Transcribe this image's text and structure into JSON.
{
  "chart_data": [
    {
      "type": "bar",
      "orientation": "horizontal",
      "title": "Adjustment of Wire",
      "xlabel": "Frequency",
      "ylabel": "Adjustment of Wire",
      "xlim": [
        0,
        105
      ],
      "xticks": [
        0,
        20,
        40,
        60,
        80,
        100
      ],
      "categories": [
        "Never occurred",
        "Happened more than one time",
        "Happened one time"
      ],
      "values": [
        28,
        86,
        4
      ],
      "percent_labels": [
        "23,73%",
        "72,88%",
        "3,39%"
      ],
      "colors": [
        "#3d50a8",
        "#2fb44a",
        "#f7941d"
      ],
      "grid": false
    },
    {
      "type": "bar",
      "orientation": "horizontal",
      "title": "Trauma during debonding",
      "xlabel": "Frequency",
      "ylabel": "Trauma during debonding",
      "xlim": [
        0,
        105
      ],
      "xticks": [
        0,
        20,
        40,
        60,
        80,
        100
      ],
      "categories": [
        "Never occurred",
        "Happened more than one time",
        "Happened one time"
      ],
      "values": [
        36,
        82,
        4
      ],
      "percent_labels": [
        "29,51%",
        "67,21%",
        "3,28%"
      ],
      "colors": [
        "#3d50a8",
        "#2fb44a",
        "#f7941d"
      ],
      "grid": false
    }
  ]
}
# # # # # # #
**What you need to do**. Repeat all of the records above exactly as written.

**Full solution**.
Transcribe this image's text and structure into JSON.
{
  "chart_data": [
    {
      "type": "bar",
      "orientation": "horizontal",
      "title": "Adjustment of Wire",
      "xlabel": "Frequency",
      "ylabel": "Adjustment of Wire",
      "xlim": [
        0,
        105
      ],
      "xticks": [
        0,
        20,
        40,
        60,
        80,
        100
      ],
      "categories": [
        "Never occurred",
        "Happened more than one time",
        "Happened one time"
      ],
      "values": [
        28,
        86,
        4
      ],
      "percent_labels": [
        "23,73%",
        "72,88%",
        "3,39%"
      ],
      "colors": [
        "#3d50a8",
        "#2fb44a",
        "#f7941d"
      ],
      "grid": false
    },
    {
      "type": "bar",
      "orientation": "horizontal",
      "title": "Trauma during debonding",
      "xlabel": "Frequency",
      "ylabel": "Trauma during debonding",
      "xlim": [
        0,
        105
      ],
      "xticks": [
        0,
        20,
        40,
        60,
        80,
        100
      ],
      "categories": [
        "Never occurred",
        "Happened more than one time",
        "Happened one time"
      ],
      "values": [
        36,
        82,
        4
      ],
      "percent_labels": [
        "29,51%",
        "67,21%",
        "3,28%"
      ],
      "colors": [
        "#3d50a8",
        "#2fb44a",
        "#f7941d"
      ],
      "grid": false
    }
  ]
}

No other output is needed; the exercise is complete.